Teleca divests remaining product business & adjusts guidance
Malmö, Sweden – October 13, 2008 – Teleca, a world-leading supplier of software services to the mobile industry (Nordic Exchange, Small cap: TELC B), today announces the divestment of its product business.
o Teleca divests 95% of its shares in its product business with a related services business in Korea for about SEK 56 million in cash. The transaction is conditioned by fulfillment of some customary conditions. The transaction is expected to close before year-end.
o The net result including transaction cost and provisions is estimated at SEK 25 million. In connection with this transaction combined with the focusing of the company we expect restructuring charges of up to SEK 25 million in Q4 2008 which will offset the net result of SEK 25 million. The restructuring will mainly be related to the discontinued operations. The transaction and the results of the product business will be reported as discontinued operations in Teleca’s Q3 report.
o In total the divestment of the product business will result in an addition of SEK 42 million in cash into Teleca before restructuring charges.
o The market for Teleca’s continuing business is negatively affected by the current trends in global economy. As a consequence Teleca has lowered its expectations for revenues and profit in 2nd half of 2008. Teleca has lowered its guidance for the second half of 2008 from slight negative growth and margin of 5-8% to a new guidance: Teleca expects sales in H2 2008 for continuing business in the range of SEK 470 million to SEK 480 million equal to a decline of 7-9% compared to H1 2008 and an EBIT result between SEK 5 million and a loss of SEK 5 million.
o The sudden dramatic negative change in market sentiment with a very short visibility in combination with the accelerated change in business model to off-shore deliveries have given reason for Teleca to perform an impairment test on goodwill assets. Updated sales numbers for the continuing business as well as cautious underlying assumptions on the growth and the profitability going forward will result in a write-down of the total goodwill with approximately SEK 350 million.
René Svendsen-Tune, President & CEO of Teleca says:
“We have now found an excellent way forward that will create value for our customers, Teleca and the employees in the product business. We can now focus all our efforts on developing our core business of bringing the highest quality of engineering services in wireless technology to our customers around the world.
In our continuing services business we have to accept that the turmoil driven by the financial industry has not left the wireless industry and Teleca unaffected. We experience a weaker market especially in Europe and like in many other industries the visibility to the coming quarters is very limited just now. Our customers are trying to reduce cost and this speaks for increased off-shoring where we are very well positioned. It does however at the same time put pressure on our high-cost sites where we are – partly proactively - losing revenues. Our strategy has been to continually reduce cost for our customers by driving an increasing part of work to off-shore sites. We remain confident and committed to this strategy, but in current environment we have been forced to reduce scale in higher cost countries faster than we can offset it in our off-shore operations and therefore we face a current decline in revenues.

> **Stated goal 1**
Reproduce the passage of the Teleca press release from "o Teleca divests" up to and including "before restructuring charges.".
> **Stated goal 2**
List every percentage figure that appears in the Teleca press release.
> **Stated goal 3**
Carry on the Teleca press release from the end of its last sentence.
The material that comes after this Teleca press release plays no role here.

> **Source data**
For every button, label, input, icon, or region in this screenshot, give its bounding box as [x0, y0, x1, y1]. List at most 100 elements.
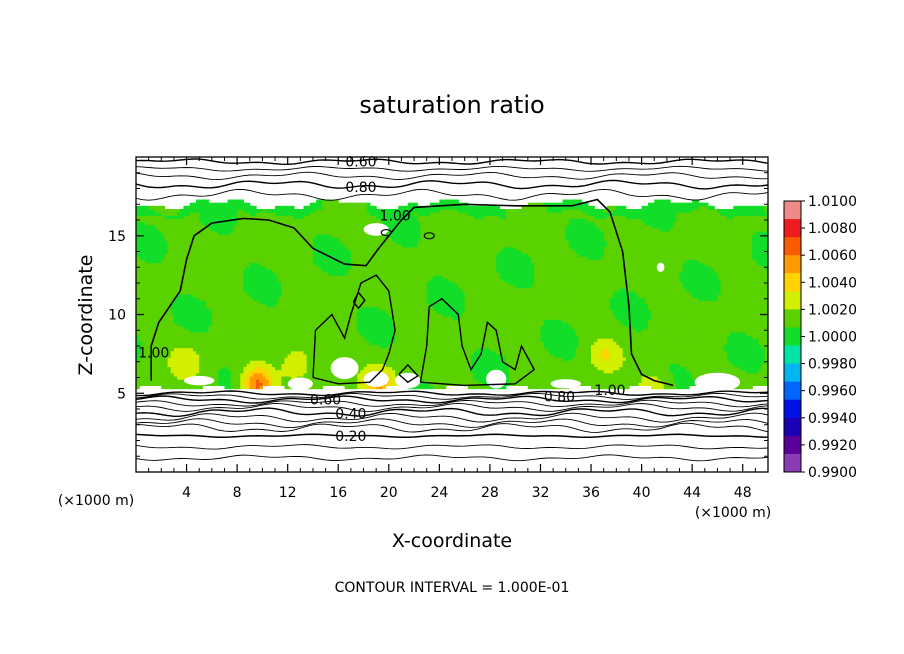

> **Written answer 1**
o Teleca divests 95% of its shares in its product business with a related services business in Korea for about SEK 56 million in cash. The transaction is conditioned by fulfillment of some customary conditions. The transaction is expected to close before year-end.
o The net result including transaction cost and provisions is estimated at SEK 25 million. In connection with this transaction combined with the focusing of the company we expect restructuring charges of up to SEK 25 million in Q4 2008 which will offset the net result of SEK 25 million. The restructuring will mainly be related to the discontinued operations. The transaction and the results of the product business will be reported as discontinued operations in Teleca’s Q3 report.
o In total the divestment of the product business will result in an addition of SEK 42 million in cash into Teleca before restructuring charges.

> **Written answer 2**
95%, 5-8%, 7-9%

> **Written answer 3**
In this environment we expect the demand for off-shore services and outsourcing in general to prevail or increase and we expect our customers to turn to the strongest suppliers who can deliver from a global platform at competitive prices.
We target to increase our investments into building off-shore capability and strengthen our sales and marketing efforts. At the same time we seek to limit the risk in our high cost countries. We have already taken significant steps in this direction including the opening of our first Indian office and the sale of our French subsidiary which was announced at September, 19.
The negative development on the market and the accelerated shift to off-shore supplies force us to lower our guidance for the second half 2008. Further we have revised our assumptions regarding the goodwill recorded in our balance sheet. We are confident however that changes being implemented will pay off in the long-term.”
Background on the Products transaction
Since 2007 Teleca has driven the business from Korea increasingly in a services and maintenance mode. This approach has worked very well for Teleca. We have been able to focus on our core business – the consulting business and at the same time we have extracted significant value from the Products. In contrast with last year, the product business has been a solid profit contributor in 2008.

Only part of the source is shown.